*Records from a collection of figures*.
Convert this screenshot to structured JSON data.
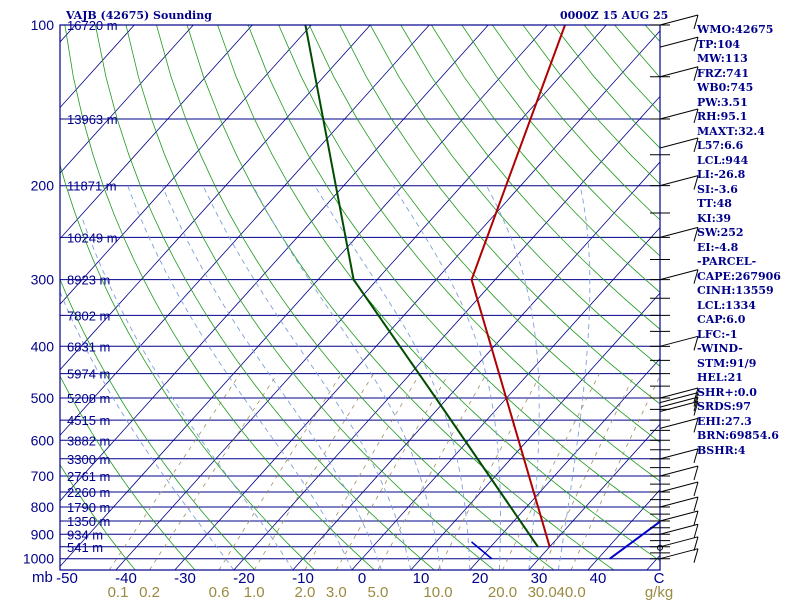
{
  "header": {
    "title": "VAJB (42675) Sounding",
    "time": "0000Z 15 AUG 25"
  },
  "indices": [
    "WMO:42675",
    "TP:104",
    "MW:113",
    "FRZ:741",
    "WB0:745",
    "PW:3.51",
    "RH:95.1",
    "MAXT:32.4",
    "L57:6.6",
    "LCL:944",
    "LI:-26.8",
    "SI:-3.6",
    "TT:48",
    "KI:39",
    "SW:252",
    "EI:-4.8",
    "-PARCEL-",
    "CAPE:267906",
    "CINH:13559",
    "LCL:1334",
    "CAP:6.0",
    "LFC:-1",
    "-WIND-",
    "STM:91/9",
    "HEL:21",
    "SHR+:0.0",
    "SRDS:97",
    "EHI:27.3",
    "BRN:69854.6",
    "BSHR:4"
  ],
  "colors": {
    "frame": "#00008b",
    "isobar": "#00008b",
    "isotherm": "#00008b",
    "dry_adiabat": "#1e9a1e",
    "moist_adiabat": "#7fa0d8",
    "mixing_ratio": "#a09060",
    "temperature": "#b00000",
    "dewpoint": "#004d00",
    "hodo_wind": "#0000cc",
    "wind_barb": "#000000",
    "label_text": "#00008b",
    "mixing_label_text": "#9a8a40"
  },
  "chart_data": {
    "type": "skew-t log-p",
    "title": "VAJB (42675) Sounding",
    "xlabel": "C",
    "ylabel": "mb",
    "temperature_ticks": [
      -50,
      -40,
      -30,
      -20,
      -10,
      0,
      10,
      20,
      30,
      40
    ],
    "temperature_tick_labels": [
      "-50",
      "-40",
      "-30",
      "-20",
      "-10",
      "0",
      "10",
      "20",
      "30",
      "40"
    ],
    "mixing_ratio_unit": "g/kg",
    "mixing_ratio_values": [
      0.1,
      0.2,
      0.6,
      1.0,
      2.0,
      3.0,
      5.0,
      10.0,
      20.0,
      30.0,
      40.0
    ],
    "mixing_ratio_labels": [
      "0.1",
      "0.2",
      "0.6",
      "1.0",
      "2.0",
      "3.0",
      "5.0",
      "10.0",
      "20.0",
      "30.0",
      "40.0"
    ],
    "pressure_labels": [
      {
        "p": 100,
        "label": "100"
      },
      {
        "p": 200,
        "label": "200"
      },
      {
        "p": 300,
        "label": "300"
      },
      {
        "p": 400,
        "label": "400"
      },
      {
        "p": 500,
        "label": "500"
      },
      {
        "p": 600,
        "label": "600"
      },
      {
        "p": 700,
        "label": "700"
      },
      {
        "p": 800,
        "label": "800"
      },
      {
        "p": 900,
        "label": "900"
      },
      {
        "p": 1000,
        "label": "1000"
      }
    ],
    "heights": [
      {
        "p": 100,
        "label": "16720 m"
      },
      {
        "p": 150,
        "label": "13963 m"
      },
      {
        "p": 200,
        "label": "11871 m"
      },
      {
        "p": 250,
        "label": "10249 m"
      },
      {
        "p": 300,
        "label": "8923 m"
      },
      {
        "p": 350,
        "label": "7802 m"
      },
      {
        "p": 400,
        "label": "6831 m"
      },
      {
        "p": 450,
        "label": "5974 m"
      },
      {
        "p": 500,
        "label": "5208 m"
      },
      {
        "p": 550,
        "label": "4515 m"
      },
      {
        "p": 600,
        "label": "3882 m"
      },
      {
        "p": 650,
        "label": "3300 m"
      },
      {
        "p": 700,
        "label": "2761 m"
      },
      {
        "p": 750,
        "label": "2260 m"
      },
      {
        "p": 800,
        "label": "1790 m"
      },
      {
        "p": 850,
        "label": "1350 m"
      },
      {
        "p": 900,
        "label": "934 m"
      },
      {
        "p": 950,
        "label": "541 m"
      }
    ],
    "temperature_profile": [
      {
        "p": 950,
        "t": 30
      },
      {
        "p": 300,
        "t": -24
      },
      {
        "p": 100,
        "t": -47
      }
    ],
    "dewpoint_profile": [
      {
        "p": 950,
        "td": 28
      },
      {
        "p": 500,
        "td": -12
      },
      {
        "p": 300,
        "td": -44
      },
      {
        "p": 100,
        "td": -91
      }
    ],
    "wind_profile_line": [
      {
        "p": 1000,
        "t": 42
      },
      {
        "p": 800,
        "t": 46
      },
      {
        "p": 600,
        "t": 56
      },
      {
        "p": 550,
        "t": 58
      }
    ],
    "short_line": [
      {
        "p": 930,
        "t": 16
      },
      {
        "p": 1000,
        "t": 22
      }
    ],
    "wind_barb_levels": [
      100,
      110,
      125,
      150,
      170,
      200,
      250,
      300,
      400,
      500,
      510,
      520,
      530,
      570,
      650,
      700,
      750,
      800,
      850,
      900,
      950,
      1000
    ],
    "ylim": [
      1000,
      100
    ],
    "xlim": [
      -50,
      50
    ]
  }
}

*Set task*. Retype each record exactly as it stands, but do not include the pictures.

*Answer to this exercise*.
Convert this screenshot to structured JSON data.
{
  "header": {
    "title": "VAJB (42675) Sounding",
    "time": "0000Z 15 AUG 25"
  },
  "indices": [
    "WMO:42675",
    "TP:104",
    "MW:113",
    "FRZ:741",
    "WB0:745",
    "PW:3.51",
    "RH:95.1",
    "MAXT:32.4",
    "L57:6.6",
    "LCL:944",
    "LI:-26.8",
    "SI:-3.6",
    "TT:48",
    "KI:39",
    "SW:252",
    "EI:-4.8",
    "-PARCEL-",
    "CAPE:267906",
    "CINH:13559",
    "LCL:1334",
    "CAP:6.0",
    "LFC:-1",
    "-WIND-",
    "STM:91/9",
    "HEL:21",
    "SHR+:0.0",
    "SRDS:97",
    "EHI:27.3",
    "BRN:69854.6",
    "BSHR:4"
  ],
  "colors": {
    "frame": "#00008b",
    "isobar": "#00008b",
    "isotherm": "#00008b",
    "dry_adiabat": "#1e9a1e",
    "moist_adiabat": "#7fa0d8",
    "mixing_ratio": "#a09060",
    "temperature": "#b00000",
    "dewpoint": "#004d00",
    "hodo_wind": "#0000cc",
    "wind_barb": "#000000",
    "label_text": "#00008b",
    "mixing_label_text": "#9a8a40"
  },
  "chart_data": {
    "type": "skew-t log-p",
    "title": "VAJB (42675) Sounding",
    "xlabel": "C",
    "ylabel": "mb",
    "temperature_ticks": [
      -50,
      -40,
      -30,
      -20,
      -10,
      0,
      10,
      20,
      30,
      40
    ],
    "temperature_tick_labels": [
      "-50",
      "-40",
      "-30",
      "-20",
      "-10",
      "0",
      "10",
      "20",
      "30",
      "40"
    ],
    "mixing_ratio_unit": "g/kg",
    "mixing_ratio_values": [
      0.1,
      0.2,
      0.6,
      1.0,
      2.0,
      3.0,
      5.0,
      10.0,
      20.0,
      30.0,
      40.0
    ],
    "mixing_ratio_labels": [
      "0.1",
      "0.2",
      "0.6",
      "1.0",
      "2.0",
      "3.0",
      "5.0",
      "10.0",
      "20.0",
      "30.0",
      "40.0"
    ],
    "pressure_labels": [
      {
        "p": 100,
        "label": "100"
      },
      {
        "p": 200,
        "label": "200"
      },
      {
        "p": 300,
        "label": "300"
      },
      {
        "p": 400,
        "label": "400"
      },
      {
        "p": 500,
        "label": "500"
      },
      {
        "p": 600,
        "label": "600"
      },
      {
        "p": 700,
        "label": "700"
      },
      {
        "p": 800,
        "label": "800"
      },
      {
        "p": 900,
        "label": "900"
      },
      {
        "p": 1000,
        "label": "1000"
      }
    ],
    "heights": [
      {
        "p": 100,
        "label": "16720 m"
      },
      {
        "p": 150,
        "label": "13963 m"
      },
      {
        "p": 200,
        "label": "11871 m"
      },
      {
        "p": 250,
        "label": "10249 m"
      },
      {
        "p": 300,
        "label": "8923 m"
      },
      {
        "p": 350,
        "label": "7802 m"
      },
      {
        "p": 400,
        "label": "6831 m"
      },
      {
        "p": 450,
        "label": "5974 m"
      },
      {
        "p": 500,
        "label": "5208 m"
      },
      {
        "p": 550,
        "label": "4515 m"
      },
      {
        "p": 600,
        "label": "3882 m"
      },
      {
        "p": 650,
        "label": "3300 m"
      },
      {
        "p": 700,
        "label": "2761 m"
      },
      {
        "p": 750,
        "label": "2260 m"
      },
      {
        "p": 800,
        "label": "1790 m"
      },
      {
        "p": 850,
        "label": "1350 m"
      },
      {
        "p": 900,
        "label": "934 m"
      },
      {
        "p": 950,
        "label": "541 m"
      }
    ],
    "temperature_profile": [
      {
        "p": 950,
        "t": 30
      },
      {
        "p": 300,
        "t": -24
      },
      {
        "p": 100,
        "t": -47
      }
    ],
    "dewpoint_profile": [
      {
        "p": 950,
        "td": 28
      },
      {
        "p": 500,
        "td": -12
      },
      {
        "p": 300,
        "td": -44
      },
      {
        "p": 100,
        "td": -91
      }
    ],
    "wind_profile_line": [
      {
        "p": 1000,
        "t": 42
      },
      {
        "p": 800,
        "t": 46
      },
      {
        "p": 600,
        "t": 56
      },
      {
        "p": 550,
        "t": 58
      }
    ],
    "short_line": [
      {
        "p": 930,
        "t": 16
      },
      {
        "p": 1000,
        "t": 22
      }
    ],
    "wind_barb_levels": [
      100,
      110,
      125,
      150,
      170,
      200,
      250,
      300,
      400,
      500,
      510,
      520,
      530,
      570,
      650,
      700,
      750,
      800,
      850,
      900,
      950,
      1000
    ],
    "ylim": [
      1000,
      100
    ],
    "xlim": [
      -50,
      50
    ]
  }
}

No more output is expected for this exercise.